[START Material for this task]

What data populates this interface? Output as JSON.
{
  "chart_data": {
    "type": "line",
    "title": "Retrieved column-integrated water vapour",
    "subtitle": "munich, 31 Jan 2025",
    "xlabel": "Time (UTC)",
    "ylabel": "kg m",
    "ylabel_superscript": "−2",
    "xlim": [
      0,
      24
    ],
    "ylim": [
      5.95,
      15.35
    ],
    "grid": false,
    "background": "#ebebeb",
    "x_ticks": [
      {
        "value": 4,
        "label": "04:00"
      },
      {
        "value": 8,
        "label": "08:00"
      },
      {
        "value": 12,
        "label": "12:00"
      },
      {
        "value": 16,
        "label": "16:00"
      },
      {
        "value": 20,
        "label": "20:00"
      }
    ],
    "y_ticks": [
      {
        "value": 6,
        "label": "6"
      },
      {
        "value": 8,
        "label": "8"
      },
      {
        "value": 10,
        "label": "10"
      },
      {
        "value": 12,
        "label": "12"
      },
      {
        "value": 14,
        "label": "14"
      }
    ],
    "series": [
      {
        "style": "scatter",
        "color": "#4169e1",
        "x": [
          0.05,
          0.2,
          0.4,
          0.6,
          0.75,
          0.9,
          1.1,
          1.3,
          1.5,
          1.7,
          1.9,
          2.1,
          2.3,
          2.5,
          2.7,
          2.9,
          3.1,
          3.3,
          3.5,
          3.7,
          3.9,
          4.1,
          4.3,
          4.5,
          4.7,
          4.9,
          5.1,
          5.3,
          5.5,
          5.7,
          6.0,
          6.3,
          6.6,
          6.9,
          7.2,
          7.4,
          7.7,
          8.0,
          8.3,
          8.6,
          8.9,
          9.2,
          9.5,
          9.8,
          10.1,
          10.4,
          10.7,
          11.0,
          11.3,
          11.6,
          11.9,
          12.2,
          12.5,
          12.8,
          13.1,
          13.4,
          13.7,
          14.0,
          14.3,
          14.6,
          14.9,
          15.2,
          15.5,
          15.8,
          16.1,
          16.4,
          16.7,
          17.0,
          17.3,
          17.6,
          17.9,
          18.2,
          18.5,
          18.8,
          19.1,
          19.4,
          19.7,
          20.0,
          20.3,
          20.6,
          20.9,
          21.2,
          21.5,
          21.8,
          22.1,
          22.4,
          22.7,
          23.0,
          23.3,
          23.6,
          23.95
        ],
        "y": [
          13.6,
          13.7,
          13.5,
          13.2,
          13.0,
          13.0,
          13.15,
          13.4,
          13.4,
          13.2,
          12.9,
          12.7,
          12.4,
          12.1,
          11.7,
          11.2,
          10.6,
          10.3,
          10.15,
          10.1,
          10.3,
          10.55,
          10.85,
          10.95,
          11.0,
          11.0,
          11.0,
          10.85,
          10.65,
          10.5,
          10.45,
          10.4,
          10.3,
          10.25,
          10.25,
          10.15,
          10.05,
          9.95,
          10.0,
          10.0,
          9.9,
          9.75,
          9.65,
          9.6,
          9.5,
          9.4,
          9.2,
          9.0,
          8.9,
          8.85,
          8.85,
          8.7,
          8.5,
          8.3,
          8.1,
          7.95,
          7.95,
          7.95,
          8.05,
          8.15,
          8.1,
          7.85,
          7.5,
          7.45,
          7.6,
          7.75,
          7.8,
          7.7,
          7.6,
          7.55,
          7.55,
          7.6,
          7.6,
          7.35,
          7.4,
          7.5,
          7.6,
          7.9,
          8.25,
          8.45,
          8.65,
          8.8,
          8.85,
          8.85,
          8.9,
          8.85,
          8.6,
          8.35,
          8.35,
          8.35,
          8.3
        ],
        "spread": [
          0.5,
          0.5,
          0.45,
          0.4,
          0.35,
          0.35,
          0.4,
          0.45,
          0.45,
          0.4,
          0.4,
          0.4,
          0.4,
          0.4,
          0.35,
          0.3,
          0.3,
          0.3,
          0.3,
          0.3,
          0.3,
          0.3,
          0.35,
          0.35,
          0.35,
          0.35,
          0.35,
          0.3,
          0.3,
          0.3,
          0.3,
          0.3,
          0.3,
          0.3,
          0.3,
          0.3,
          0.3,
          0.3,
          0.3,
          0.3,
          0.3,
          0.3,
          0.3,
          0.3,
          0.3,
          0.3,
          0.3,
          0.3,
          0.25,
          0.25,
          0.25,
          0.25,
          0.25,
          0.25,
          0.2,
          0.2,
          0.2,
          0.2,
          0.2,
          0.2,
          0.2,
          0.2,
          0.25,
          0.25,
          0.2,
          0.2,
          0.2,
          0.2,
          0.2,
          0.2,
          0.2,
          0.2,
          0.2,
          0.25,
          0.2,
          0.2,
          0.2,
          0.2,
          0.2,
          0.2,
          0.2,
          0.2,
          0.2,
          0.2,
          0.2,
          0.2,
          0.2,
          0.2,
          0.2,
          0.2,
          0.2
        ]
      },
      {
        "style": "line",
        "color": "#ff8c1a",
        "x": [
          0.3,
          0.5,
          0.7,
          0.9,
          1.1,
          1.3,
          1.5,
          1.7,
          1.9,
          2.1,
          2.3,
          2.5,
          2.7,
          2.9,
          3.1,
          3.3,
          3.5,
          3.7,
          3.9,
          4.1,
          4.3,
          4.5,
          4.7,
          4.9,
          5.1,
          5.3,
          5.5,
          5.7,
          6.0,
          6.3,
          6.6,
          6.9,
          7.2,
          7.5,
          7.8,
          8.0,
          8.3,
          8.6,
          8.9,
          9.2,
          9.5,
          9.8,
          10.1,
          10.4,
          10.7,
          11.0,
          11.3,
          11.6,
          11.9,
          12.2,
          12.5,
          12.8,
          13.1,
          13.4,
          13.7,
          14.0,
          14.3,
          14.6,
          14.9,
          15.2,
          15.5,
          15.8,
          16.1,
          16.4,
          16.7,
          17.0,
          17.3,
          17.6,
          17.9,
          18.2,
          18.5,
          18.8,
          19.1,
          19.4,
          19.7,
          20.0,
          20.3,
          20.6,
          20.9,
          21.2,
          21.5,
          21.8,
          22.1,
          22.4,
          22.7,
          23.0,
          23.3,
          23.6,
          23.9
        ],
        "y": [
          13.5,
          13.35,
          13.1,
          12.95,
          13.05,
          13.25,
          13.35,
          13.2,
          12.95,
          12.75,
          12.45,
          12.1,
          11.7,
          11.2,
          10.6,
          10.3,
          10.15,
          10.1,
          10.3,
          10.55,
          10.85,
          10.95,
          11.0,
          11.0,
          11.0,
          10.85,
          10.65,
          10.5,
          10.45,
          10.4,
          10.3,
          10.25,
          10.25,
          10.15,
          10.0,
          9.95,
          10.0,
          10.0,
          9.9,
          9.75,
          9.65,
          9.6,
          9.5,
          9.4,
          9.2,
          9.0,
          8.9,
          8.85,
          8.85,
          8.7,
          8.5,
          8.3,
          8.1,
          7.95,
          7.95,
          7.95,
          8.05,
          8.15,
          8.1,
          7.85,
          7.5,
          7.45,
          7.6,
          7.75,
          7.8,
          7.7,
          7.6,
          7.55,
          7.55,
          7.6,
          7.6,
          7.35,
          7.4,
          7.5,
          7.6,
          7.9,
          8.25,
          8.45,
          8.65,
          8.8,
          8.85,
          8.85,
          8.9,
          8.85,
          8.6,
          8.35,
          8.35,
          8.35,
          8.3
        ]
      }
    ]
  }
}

[END Material for this task]

_The exercise_
Please restate the whole listing word for word.

_Exercise result_
What data populates this interface? Output as JSON.
{
  "chart_data": {
    "type": "line",
    "title": "Retrieved column-integrated water vapour",
    "subtitle": "munich, 31 Jan 2025",
    "xlabel": "Time (UTC)",
    "ylabel": "kg m",
    "ylabel_superscript": "−2",
    "xlim": [
      0,
      24
    ],
    "ylim": [
      5.95,
      15.35
    ],
    "grid": false,
    "background": "#ebebeb",
    "x_ticks": [
      {
        "value": 4,
        "label": "04:00"
      },
      {
        "value": 8,
        "label": "08:00"
      },
      {
        "value": 12,
        "label": "12:00"
      },
      {
        "value": 16,
        "label": "16:00"
      },
      {
        "value": 20,
        "label": "20:00"
      }
    ],
    "y_ticks": [
      {
        "value": 6,
        "label": "6"
      },
      {
        "value": 8,
        "label": "8"
      },
      {
        "value": 10,
        "label": "10"
      },
      {
        "value": 12,
        "label": "12"
      },
      {
        "value": 14,
        "label": "14"
      }
    ],
    "series": [
      {
        "style": "scatter",
        "color": "#4169e1",
        "x": [
          0.05,
          0.2,
          0.4,
          0.6,
          0.75,
          0.9,
          1.1,
          1.3,
          1.5,
          1.7,
          1.9,
          2.1,
          2.3,
          2.5,
          2.7,
          2.9,
          3.1,
          3.3,
          3.5,
          3.7,
          3.9,
          4.1,
          4.3,
          4.5,
          4.7,
          4.9,
          5.1,
          5.3,
          5.5,
          5.7,
          6.0,
          6.3,
          6.6,
          6.9,
          7.2,
          7.4,
          7.7,
          8.0,
          8.3,
          8.6,
          8.9,
          9.2,
          9.5,
          9.8,
          10.1,
          10.4,
          10.7,
          11.0,
          11.3,
          11.6,
          11.9,
          12.2,
          12.5,
          12.8,
          13.1,
          13.4,
          13.7,
          14.0,
          14.3,
          14.6,
          14.9,
          15.2,
          15.5,
          15.8,
          16.1,
          16.4,
          16.7,
          17.0,
          17.3,
          17.6,
          17.9,
          18.2,
          18.5,
          18.8,
          19.1,
          19.4,
          19.7,
          20.0,
          20.3,
          20.6,
          20.9,
          21.2,
          21.5,
          21.8,
          22.1,
          22.4,
          22.7,
          23.0,
          23.3,
          23.6,
          23.95
        ],
        "y": [
          13.6,
          13.7,
          13.5,
          13.2,
          13.0,
          13.0,
          13.15,
          13.4,
          13.4,
          13.2,
          12.9,
          12.7,
          12.4,
          12.1,
          11.7,
          11.2,
          10.6,
          10.3,
          10.15,
          10.1,
          10.3,
          10.55,
          10.85,
          10.95,
          11.0,
          11.0,
          11.0,
          10.85,
          10.65,
          10.5,
          10.45,
          10.4,
          10.3,
          10.25,
          10.25,
          10.15,
          10.05,
          9.95,
          10.0,
          10.0,
          9.9,
          9.75,
          9.65,
          9.6,
          9.5,
          9.4,
          9.2,
          9.0,
          8.9,
          8.85,
          8.85,
          8.7,
          8.5,
          8.3,
          8.1,
          7.95,
          7.95,
          7.95,
          8.05,
          8.15,
          8.1,
          7.85,
          7.5,
          7.45,
          7.6,
          7.75,
          7.8,
          7.7,
          7.6,
          7.55,
          7.55,
          7.6,
          7.6,
          7.35,
          7.4,
          7.5,
          7.6,
          7.9,
          8.25,
          8.45,
          8.65,
          8.8,
          8.85,
          8.85,
          8.9,
          8.85,
          8.6,
          8.35,
          8.35,
          8.35,
          8.3
        ],
        "spread": [
          0.5,
          0.5,
          0.45,
          0.4,
          0.35,
          0.35,
          0.4,
          0.45,
          0.45,
          0.4,
          0.4,
          0.4,
          0.4,
          0.4,
          0.35,
          0.3,
          0.3,
          0.3,
          0.3,
          0.3,
          0.3,
          0.3,
          0.35,
          0.35,
          0.35,
          0.35,
          0.35,
          0.3,
          0.3,
          0.3,
          0.3,
          0.3,
          0.3,
          0.3,
          0.3,
          0.3,
          0.3,
          0.3,
          0.3,
          0.3,
          0.3,
          0.3,
          0.3,
          0.3,
          0.3,
          0.3,
          0.3,
          0.3,
          0.25,
          0.25,
          0.25,
          0.25,
          0.25,
          0.25,
          0.2,
          0.2,
          0.2,
          0.2,
          0.2,
          0.2,
          0.2,
          0.2,
          0.25,
          0.25,
          0.2,
          0.2,
          0.2,
          0.2,
          0.2,
          0.2,
          0.2,
          0.2,
          0.2,
          0.25,
          0.2,
          0.2,
          0.2,
          0.2,
          0.2,
          0.2,
          0.2,
          0.2,
          0.2,
          0.2,
          0.2,
          0.2,
          0.2,
          0.2,
          0.2,
          0.2,
          0.2
        ]
      },
      {
        "style": "line",
        "color": "#ff8c1a",
        "x": [
          0.3,
          0.5,
          0.7,
          0.9,
          1.1,
          1.3,
          1.5,
          1.7,
          1.9,
          2.1,
          2.3,
          2.5,
          2.7,
          2.9,
          3.1,
          3.3,
          3.5,
          3.7,
          3.9,
          4.1,
          4.3,
          4.5,
          4.7,
          4.9,
          5.1,
          5.3,
          5.5,
          5.7,
          6.0,
          6.3,
          6.6,
          6.9,
          7.2,
          7.5,
          7.8,
          8.0,
          8.3,
          8.6,
          8.9,
          9.2,
          9.5,
          9.8,
          10.1,
          10.4,
          10.7,
          11.0,
          11.3,
          11.6,
          11.9,
          12.2,
          12.5,
          12.8,
          13.1,
          13.4,
          13.7,
          14.0,
          14.3,
          14.6,
          14.9,
          15.2,
          15.5,
          15.8,
          16.1,
          16.4,
          16.7,
          17.0,
          17.3,
          17.6,
          17.9,
          18.2,
          18.5,
          18.8,
          19.1,
          19.4,
          19.7,
          20.0,
          20.3,
          20.6,
          20.9,
          21.2,
          21.5,
          21.8,
          22.1,
          22.4,
          22.7,
          23.0,
          23.3,
          23.6,
          23.9
        ],
        "y": [
          13.5,
          13.35,
          13.1,
          12.95,
          13.05,
          13.25,
          13.35,
          13.2,
          12.95,
          12.75,
          12.45,
          12.1,
          11.7,
          11.2,
          10.6,
          10.3,
          10.15,
          10.1,
          10.3,
          10.55,
          10.85,
          10.95,
          11.0,
          11.0,
          11.0,
          10.85,
          10.65,
          10.5,
          10.45,
          10.4,
          10.3,
          10.25,
          10.25,
          10.15,
          10.0,
          9.95,
          10.0,
          10.0,
          9.9,
          9.75,
          9.65,
          9.6,
          9.5,
          9.4,
          9.2,
          9.0,
          8.9,
          8.85,
          8.85,
          8.7,
          8.5,
          8.3,
          8.1,
          7.95,
          7.95,
          7.95,
          8.05,
          8.15,
          8.1,
          7.85,
          7.5,
          7.45,
          7.6,
          7.75,
          7.8,
          7.7,
          7.6,
          7.55,
          7.55,
          7.6,
          7.6,
          7.35,
          7.4,
          7.5,
          7.6,
          7.9,
          8.25,
          8.45,
          8.65,
          8.8,
          8.85,
          8.85,
          8.9,
          8.85,
          8.6,
          8.35,
          8.35,
          8.35,
          8.3
        ]
      }
    ]
  }
}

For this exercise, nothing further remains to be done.